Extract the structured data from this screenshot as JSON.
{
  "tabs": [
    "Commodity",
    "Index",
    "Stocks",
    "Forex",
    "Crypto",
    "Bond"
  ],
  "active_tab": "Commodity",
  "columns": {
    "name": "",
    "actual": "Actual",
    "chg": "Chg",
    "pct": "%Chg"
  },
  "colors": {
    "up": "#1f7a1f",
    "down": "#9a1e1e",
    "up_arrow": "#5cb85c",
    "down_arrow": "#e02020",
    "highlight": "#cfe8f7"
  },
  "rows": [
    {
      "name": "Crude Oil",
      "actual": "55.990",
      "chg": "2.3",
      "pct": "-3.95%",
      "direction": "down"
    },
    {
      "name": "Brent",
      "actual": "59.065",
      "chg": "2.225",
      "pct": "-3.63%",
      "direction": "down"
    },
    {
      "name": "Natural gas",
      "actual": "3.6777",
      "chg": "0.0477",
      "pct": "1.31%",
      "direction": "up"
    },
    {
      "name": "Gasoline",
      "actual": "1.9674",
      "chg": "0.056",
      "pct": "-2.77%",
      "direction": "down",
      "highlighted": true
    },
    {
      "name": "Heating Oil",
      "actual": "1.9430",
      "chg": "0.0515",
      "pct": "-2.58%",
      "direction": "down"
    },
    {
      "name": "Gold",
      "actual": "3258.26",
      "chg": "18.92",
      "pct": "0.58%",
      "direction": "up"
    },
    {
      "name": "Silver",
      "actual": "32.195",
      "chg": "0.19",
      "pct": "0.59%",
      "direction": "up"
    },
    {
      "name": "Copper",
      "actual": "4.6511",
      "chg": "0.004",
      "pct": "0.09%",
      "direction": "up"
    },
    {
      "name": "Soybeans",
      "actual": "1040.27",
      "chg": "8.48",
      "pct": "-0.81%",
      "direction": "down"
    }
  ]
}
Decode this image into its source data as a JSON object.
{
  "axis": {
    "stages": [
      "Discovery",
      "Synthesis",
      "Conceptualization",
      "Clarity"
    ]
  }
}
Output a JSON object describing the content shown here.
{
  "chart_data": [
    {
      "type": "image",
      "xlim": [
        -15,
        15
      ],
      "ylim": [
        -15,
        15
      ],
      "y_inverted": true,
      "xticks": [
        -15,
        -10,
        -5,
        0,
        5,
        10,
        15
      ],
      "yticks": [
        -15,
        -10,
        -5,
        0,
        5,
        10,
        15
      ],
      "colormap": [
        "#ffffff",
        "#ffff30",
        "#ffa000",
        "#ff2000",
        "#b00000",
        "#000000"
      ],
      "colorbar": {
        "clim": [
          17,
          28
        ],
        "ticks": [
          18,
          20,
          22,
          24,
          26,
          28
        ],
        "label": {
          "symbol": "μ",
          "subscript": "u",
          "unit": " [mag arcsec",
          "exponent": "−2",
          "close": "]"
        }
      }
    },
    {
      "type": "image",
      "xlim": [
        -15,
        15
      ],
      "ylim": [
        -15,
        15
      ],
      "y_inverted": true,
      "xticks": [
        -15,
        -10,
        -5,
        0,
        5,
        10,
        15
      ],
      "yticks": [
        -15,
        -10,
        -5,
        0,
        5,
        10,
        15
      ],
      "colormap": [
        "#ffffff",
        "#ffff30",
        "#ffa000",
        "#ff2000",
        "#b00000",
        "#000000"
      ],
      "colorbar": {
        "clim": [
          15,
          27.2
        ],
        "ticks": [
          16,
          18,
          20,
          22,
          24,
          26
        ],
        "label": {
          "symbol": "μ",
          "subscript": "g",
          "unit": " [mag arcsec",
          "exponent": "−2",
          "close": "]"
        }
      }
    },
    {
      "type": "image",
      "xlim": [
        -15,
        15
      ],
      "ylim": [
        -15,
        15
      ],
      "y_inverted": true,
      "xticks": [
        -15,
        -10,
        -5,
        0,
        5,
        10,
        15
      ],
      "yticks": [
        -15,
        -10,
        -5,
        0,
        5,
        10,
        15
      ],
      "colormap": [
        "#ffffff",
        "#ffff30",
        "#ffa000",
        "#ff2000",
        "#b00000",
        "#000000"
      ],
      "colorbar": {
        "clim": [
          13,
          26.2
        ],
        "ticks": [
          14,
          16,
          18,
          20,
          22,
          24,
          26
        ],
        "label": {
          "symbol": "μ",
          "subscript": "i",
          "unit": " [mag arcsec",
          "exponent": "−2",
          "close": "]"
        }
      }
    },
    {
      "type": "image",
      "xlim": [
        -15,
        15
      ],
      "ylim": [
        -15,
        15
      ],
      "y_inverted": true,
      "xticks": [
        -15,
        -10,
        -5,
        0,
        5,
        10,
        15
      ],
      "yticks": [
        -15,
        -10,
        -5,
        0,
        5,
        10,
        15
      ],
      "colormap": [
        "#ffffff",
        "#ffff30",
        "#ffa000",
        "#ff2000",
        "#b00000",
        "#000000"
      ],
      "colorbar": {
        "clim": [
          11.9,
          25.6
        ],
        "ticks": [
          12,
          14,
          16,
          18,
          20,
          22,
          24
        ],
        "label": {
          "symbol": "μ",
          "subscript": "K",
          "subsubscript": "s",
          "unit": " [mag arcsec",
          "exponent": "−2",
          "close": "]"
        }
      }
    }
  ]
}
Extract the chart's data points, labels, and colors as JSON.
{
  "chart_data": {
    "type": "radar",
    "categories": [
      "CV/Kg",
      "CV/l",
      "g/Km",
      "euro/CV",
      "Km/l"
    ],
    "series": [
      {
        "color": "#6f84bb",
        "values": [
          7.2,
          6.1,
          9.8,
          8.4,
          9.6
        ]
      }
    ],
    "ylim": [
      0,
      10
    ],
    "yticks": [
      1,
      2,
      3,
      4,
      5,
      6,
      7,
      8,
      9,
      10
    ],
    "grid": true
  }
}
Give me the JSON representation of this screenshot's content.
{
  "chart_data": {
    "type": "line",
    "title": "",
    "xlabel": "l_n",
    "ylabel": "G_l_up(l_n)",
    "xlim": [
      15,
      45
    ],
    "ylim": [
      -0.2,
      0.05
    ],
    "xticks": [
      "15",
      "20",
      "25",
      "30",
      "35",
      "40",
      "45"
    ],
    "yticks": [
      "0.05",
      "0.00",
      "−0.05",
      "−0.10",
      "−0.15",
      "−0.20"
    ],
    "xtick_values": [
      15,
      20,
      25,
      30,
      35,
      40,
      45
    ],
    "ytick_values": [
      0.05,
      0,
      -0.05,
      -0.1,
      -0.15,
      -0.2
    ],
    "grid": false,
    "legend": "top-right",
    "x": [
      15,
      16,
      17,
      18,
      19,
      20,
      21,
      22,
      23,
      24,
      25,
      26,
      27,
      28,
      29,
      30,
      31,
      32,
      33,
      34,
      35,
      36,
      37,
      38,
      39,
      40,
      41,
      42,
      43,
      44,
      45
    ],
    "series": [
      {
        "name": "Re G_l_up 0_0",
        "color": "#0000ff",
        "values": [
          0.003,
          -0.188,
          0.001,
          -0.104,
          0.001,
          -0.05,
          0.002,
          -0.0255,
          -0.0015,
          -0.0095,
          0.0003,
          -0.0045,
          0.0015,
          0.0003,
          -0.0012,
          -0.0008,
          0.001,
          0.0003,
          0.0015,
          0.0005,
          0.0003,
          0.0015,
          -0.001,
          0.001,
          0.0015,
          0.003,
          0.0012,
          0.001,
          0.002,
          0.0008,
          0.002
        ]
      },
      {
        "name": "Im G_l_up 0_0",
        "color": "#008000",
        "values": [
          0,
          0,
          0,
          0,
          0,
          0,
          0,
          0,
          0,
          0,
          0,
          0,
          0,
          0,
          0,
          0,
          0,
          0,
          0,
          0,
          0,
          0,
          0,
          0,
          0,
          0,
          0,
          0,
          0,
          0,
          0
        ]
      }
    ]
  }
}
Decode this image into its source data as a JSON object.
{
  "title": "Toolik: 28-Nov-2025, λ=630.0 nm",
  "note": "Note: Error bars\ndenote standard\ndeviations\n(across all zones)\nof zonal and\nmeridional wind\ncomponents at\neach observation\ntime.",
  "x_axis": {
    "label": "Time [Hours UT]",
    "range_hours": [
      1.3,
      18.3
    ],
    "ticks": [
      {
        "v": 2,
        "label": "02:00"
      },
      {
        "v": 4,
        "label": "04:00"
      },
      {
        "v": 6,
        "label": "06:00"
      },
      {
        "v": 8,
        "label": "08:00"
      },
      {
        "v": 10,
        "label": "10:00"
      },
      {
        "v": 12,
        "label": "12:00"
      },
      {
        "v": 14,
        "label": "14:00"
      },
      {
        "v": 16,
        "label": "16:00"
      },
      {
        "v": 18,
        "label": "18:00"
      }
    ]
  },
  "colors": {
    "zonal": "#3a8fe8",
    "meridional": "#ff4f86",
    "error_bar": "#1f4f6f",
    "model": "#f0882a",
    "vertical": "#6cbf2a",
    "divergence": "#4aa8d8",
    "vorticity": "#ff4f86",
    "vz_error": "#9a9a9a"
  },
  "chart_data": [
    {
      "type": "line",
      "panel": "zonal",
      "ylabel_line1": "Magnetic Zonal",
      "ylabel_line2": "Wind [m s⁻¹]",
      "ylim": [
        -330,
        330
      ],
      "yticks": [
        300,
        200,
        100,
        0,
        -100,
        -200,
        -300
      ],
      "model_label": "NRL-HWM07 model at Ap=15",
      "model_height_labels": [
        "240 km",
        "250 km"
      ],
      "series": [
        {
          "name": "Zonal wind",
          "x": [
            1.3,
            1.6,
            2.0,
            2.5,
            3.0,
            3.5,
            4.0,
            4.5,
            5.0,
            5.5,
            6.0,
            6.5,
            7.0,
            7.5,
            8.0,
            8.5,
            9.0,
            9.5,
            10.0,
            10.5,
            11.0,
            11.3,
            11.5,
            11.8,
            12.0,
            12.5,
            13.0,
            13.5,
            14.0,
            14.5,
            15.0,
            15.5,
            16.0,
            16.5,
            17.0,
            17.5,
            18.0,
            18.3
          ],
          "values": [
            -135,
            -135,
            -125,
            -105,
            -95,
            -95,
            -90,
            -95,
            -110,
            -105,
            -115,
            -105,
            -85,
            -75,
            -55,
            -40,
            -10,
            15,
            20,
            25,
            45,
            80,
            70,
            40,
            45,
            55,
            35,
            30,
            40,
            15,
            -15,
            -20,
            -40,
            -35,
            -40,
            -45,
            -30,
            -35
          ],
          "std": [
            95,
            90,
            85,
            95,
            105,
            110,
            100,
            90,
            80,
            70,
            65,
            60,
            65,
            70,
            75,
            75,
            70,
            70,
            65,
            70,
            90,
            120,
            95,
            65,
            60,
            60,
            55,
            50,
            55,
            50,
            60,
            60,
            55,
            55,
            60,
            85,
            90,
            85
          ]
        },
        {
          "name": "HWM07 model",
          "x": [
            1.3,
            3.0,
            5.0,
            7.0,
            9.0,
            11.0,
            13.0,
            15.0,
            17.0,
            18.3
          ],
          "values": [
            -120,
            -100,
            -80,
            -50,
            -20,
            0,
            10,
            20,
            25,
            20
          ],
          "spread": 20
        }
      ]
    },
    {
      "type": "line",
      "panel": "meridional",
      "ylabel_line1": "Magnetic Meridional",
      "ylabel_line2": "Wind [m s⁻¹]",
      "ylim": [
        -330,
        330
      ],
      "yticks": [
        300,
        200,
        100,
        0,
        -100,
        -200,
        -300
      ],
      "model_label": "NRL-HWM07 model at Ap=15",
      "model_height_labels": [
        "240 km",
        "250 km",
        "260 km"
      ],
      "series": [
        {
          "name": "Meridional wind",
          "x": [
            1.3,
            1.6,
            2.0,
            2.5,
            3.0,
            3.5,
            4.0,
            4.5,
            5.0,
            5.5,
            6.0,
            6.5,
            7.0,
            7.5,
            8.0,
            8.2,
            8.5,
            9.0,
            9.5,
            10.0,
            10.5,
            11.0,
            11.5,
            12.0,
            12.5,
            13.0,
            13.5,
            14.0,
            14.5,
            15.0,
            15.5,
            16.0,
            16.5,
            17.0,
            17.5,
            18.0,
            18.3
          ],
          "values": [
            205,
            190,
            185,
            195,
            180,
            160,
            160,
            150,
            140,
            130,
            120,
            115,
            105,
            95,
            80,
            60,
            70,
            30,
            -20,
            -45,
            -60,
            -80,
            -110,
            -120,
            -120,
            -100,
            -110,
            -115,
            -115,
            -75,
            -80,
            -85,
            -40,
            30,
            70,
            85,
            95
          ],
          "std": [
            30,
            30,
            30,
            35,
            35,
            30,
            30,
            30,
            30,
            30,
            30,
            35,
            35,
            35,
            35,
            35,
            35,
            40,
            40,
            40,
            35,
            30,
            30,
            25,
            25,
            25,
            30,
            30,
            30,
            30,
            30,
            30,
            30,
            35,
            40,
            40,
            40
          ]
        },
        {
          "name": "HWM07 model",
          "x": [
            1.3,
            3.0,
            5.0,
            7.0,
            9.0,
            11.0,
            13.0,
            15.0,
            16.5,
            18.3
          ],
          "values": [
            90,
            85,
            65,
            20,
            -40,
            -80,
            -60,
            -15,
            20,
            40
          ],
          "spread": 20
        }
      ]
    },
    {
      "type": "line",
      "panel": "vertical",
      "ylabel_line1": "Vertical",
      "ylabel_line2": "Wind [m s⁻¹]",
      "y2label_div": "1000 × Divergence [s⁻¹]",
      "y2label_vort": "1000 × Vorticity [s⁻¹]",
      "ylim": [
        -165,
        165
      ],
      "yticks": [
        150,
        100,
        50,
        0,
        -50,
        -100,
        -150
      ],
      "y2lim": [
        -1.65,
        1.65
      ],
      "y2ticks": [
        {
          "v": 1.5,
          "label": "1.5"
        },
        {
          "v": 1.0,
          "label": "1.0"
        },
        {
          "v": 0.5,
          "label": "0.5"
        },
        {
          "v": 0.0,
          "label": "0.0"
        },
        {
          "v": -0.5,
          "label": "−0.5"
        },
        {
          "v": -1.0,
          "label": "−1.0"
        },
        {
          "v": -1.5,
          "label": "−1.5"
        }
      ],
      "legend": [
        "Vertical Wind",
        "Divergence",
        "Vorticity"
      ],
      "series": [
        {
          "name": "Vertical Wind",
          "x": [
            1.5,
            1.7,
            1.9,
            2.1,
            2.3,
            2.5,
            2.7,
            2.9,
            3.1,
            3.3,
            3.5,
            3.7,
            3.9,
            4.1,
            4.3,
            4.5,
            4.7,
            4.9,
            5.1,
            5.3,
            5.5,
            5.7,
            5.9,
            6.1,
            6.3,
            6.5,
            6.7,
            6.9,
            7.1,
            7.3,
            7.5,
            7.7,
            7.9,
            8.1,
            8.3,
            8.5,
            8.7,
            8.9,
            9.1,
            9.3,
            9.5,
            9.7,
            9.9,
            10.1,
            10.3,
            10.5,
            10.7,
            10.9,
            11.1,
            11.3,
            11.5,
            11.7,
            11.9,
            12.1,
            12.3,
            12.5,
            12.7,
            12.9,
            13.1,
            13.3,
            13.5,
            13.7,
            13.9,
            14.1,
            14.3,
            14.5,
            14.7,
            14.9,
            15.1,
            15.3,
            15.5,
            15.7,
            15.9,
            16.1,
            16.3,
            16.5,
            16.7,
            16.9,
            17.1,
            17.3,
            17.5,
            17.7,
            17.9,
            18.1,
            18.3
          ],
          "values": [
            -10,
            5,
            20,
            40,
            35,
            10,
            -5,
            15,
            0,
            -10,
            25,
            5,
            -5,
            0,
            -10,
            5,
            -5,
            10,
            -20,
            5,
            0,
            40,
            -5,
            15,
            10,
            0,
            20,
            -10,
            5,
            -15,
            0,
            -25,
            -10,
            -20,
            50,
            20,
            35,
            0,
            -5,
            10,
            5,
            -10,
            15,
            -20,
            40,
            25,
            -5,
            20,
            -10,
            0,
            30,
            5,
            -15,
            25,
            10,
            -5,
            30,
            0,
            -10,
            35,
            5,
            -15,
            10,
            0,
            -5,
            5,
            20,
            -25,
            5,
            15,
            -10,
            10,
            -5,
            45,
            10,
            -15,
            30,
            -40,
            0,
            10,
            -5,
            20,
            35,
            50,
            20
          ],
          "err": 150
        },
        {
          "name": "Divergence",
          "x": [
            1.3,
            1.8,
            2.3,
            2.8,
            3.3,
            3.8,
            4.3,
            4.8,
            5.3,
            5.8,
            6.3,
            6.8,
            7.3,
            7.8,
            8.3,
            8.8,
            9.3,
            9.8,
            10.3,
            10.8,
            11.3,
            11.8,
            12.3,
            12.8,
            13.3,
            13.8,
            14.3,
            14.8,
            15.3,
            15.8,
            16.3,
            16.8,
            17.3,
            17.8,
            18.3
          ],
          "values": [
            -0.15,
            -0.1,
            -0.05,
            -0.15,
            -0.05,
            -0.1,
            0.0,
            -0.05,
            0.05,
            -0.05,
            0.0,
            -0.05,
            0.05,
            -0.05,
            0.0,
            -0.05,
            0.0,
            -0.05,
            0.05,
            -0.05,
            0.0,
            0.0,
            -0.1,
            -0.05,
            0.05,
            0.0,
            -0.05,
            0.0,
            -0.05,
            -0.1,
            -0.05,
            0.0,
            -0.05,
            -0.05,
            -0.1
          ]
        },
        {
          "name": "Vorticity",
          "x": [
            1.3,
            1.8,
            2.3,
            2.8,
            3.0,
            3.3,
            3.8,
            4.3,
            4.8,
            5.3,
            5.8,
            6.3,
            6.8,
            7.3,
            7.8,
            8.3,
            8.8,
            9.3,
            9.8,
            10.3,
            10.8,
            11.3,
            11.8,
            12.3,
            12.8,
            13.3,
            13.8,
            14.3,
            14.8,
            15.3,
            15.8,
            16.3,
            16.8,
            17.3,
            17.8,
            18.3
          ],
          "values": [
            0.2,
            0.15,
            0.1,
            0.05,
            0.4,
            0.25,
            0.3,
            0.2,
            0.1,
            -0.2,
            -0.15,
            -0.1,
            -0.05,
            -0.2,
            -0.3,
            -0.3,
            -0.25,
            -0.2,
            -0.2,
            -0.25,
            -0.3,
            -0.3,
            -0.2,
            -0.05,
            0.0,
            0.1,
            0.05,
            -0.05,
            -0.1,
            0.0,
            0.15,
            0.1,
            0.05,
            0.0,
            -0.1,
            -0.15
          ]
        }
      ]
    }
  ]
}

Given instruction:
Return all lines with the word "title" in them.

Complete response:
    "title": "",
  "title": "Toolik: 28-Nov-2025, λ=630.0 nm",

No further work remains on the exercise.